→ **Objective**
Set down all of the entries word for word, omitting the images they contain.

→ **Material shown**
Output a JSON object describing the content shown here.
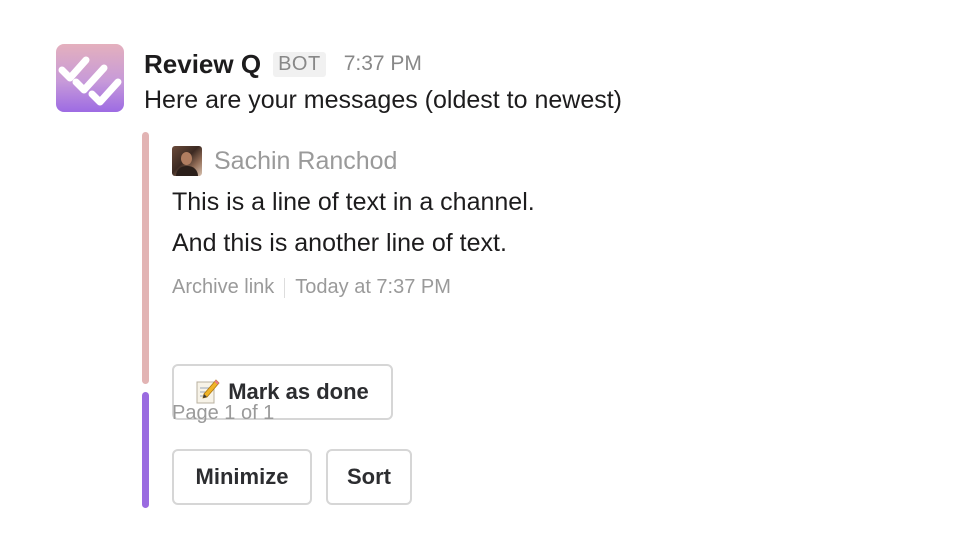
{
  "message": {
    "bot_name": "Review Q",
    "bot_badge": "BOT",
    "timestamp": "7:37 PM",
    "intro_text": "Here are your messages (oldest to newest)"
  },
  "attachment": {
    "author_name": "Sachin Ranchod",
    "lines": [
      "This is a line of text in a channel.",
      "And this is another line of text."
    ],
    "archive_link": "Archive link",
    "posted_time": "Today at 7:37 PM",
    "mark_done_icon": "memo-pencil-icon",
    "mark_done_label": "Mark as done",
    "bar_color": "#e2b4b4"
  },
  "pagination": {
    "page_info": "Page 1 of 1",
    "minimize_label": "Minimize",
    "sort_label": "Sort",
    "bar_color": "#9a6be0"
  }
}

→ **Solution to this problem**
Output a JSON object describing the content shown here.
{
  "message": {
    "bot_name": "Review Q",
    "bot_badge": "BOT",
    "timestamp": "7:37 PM",
    "intro_text": "Here are your messages (oldest to newest)"
  },
  "attachment": {
    "author_name": "Sachin Ranchod",
    "lines": [
      "This is a line of text in a channel.",
      "And this is another line of text."
    ],
    "archive_link": "Archive link",
    "posted_time": "Today at 7:37 PM",
    "mark_done_icon": "memo-pencil-icon",
    "mark_done_label": "Mark as done",
    "bar_color": "#e2b4b4"
  },
  "pagination": {
    "page_info": "Page 1 of 1",
    "minimize_label": "Minimize",
    "sort_label": "Sort",
    "bar_color": "#9a6be0"
  }
}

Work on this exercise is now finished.